§ **Stated problem**:
Take every line from the material that has the word "knock" in it.
START
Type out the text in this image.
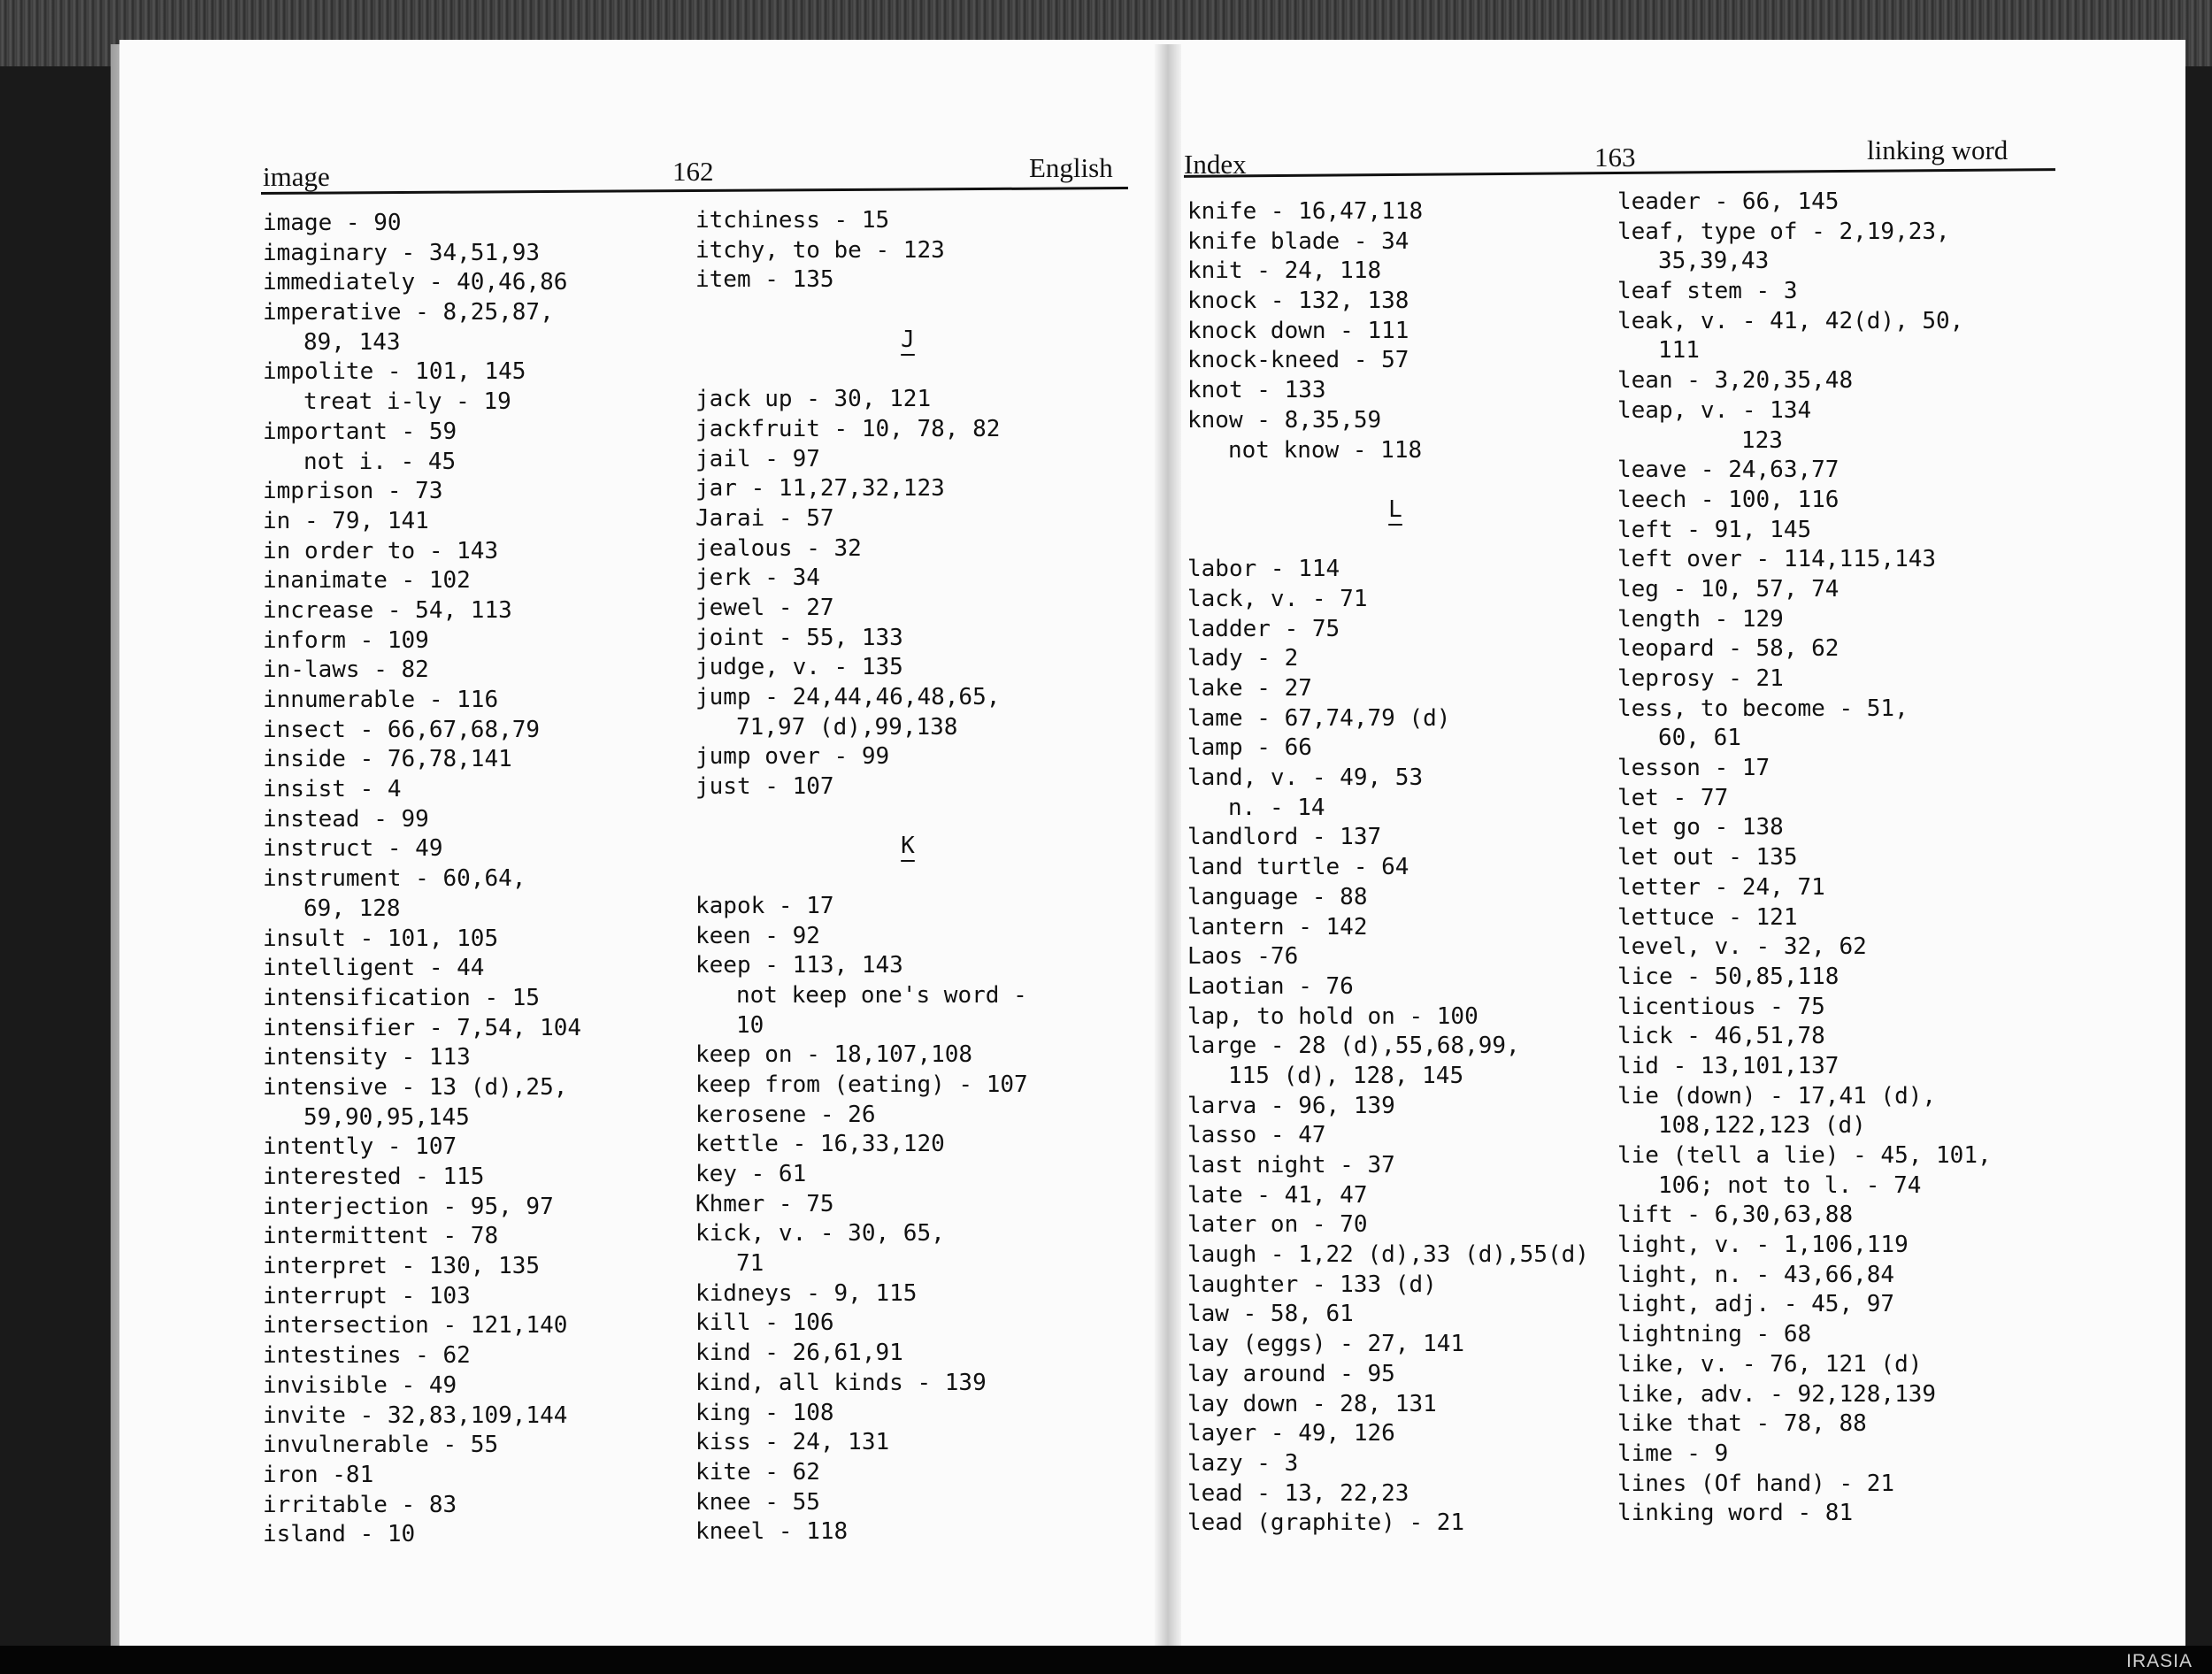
image	162	English
image - 90
imaginary - 34,51,93
immediately - 40,46,86
imperative - 8,25,87,
89, 143
impolite - 101, 145
treat i-ly - 19
important - 59
not i. - 45
imprison - 73
in - 79, 141
in order to - 143
inanimate - 102
increase - 54, 113
inform - 109
in-laws - 82
innumerable - 116
insect - 66,67,68,79
inside - 76,78,141
insist - 4
instead - 99
instruct - 49
instrument - 60,64,
69, 128
insult - 101, 105
intelligent - 44
intensification - 15
intensifier - 7,54, 104
intensity - 113
intensive - 13 (d),25,
59,90,95,145
intently - 107
interested - 115
interjection - 95, 97
intermittent - 78
interpret - 130, 135
interrupt - 103
intersection - 121,140
intestines - 62
invisible - 49
invite - 32,83,109,144
invulnerable - 55
iron -81
irritable - 83
island - 10
itchiness - 15
itchy, to be - 123
item - 135
J
jack up - 30, 121
jackfruit - 10, 78, 82
jail - 97
jar - 11,27,32,123
Jarai - 57
jealous - 32
jerk - 34
jewel - 27
joint - 55, 133
judge, v. - 135
jump - 24,44,46,48,65,
71,97 (d),99,138
jump over - 99
just - 107
K
kapok - 17
keen - 92
keep - 113, 143
not keep one's word -
10
keep on - 18,107,108
keep from (eating) - 107
kerosene - 26
kettle - 16,33,120
key - 61
Khmer - 75
kick, v. - 30, 65,
71
kidneys - 9, 115
kill - 106
kind - 26,61,91
kind, all kinds - 139
king - 108
kiss - 24, 131
kite - 62
knee - 55
kneel - 118
Index	163	linking word
knife - 16,47,118
knife blade - 34
knit - 24, 118
knock - 132, 138
knock down - 111
knock-kneed - 57
knot - 133
know - 8,35,59
not know - 118
L
labor - 114
lack, v. - 71
ladder - 75
lady - 2
lake - 27
lame - 67,74,79 (d)
lamp - 66
land, v. - 49, 53
n. - 14
landlord - 137
land turtle - 64
language - 88
lantern - 142
Laos -76
Laotian - 76
lap, to hold on - 100
large - 28 (d),55,68,99,
115 (d), 128, 145
larva - 96, 139
lasso - 47
last night - 37
late - 41, 47
later on - 70
laugh - 1,22 (d),33 (d),55(d)
laughter - 133 (d)
law - 58, 61
lay (eggs) - 27, 141
lay around - 95
lay down - 28, 131
layer - 49, 126
lazy - 3
lead - 13, 22,23
lead (graphite) - 21
leader - 66, 145
leaf, type of - 2,19,23,
35,39,43
leaf stem - 3
leak, v. - 41, 42(d), 50,
111
lean - 3,20,35,48
leap, v. - 134
123
leave - 24,63,77
leech - 100, 116
left - 91, 145
left over - 114,115,143
leg - 10, 57, 74
length - 129
leopard - 58, 62
leprosy - 21
less, to become - 51,
60, 61
lesson - 17
let - 77
let go - 138
let out - 135
letter - 24, 71
lettuce - 121
level, v. - 32, 62
lice - 50,85,118
licentious - 75
lick - 46,51,78
lid - 13,101,137
lie (down) - 17,41 (d),
108,122,123 (d)
lie (tell a lie) - 45, 101,
106; not to l. - 74
lift - 6,30,63,88
light, v. - 1,106,119
light, n. - 43,66,84
light, adj. - 45, 97
lightning - 68
like, v. - 76, 121 (d)
like, adv. - 92,128,139
like that - 78, 88
lime - 9
lines (Of hand) - 21
linking word - 81
IRASIA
END
§ **Result below**:
knock - 132, 138
knock down - 111
knock-kneed - 57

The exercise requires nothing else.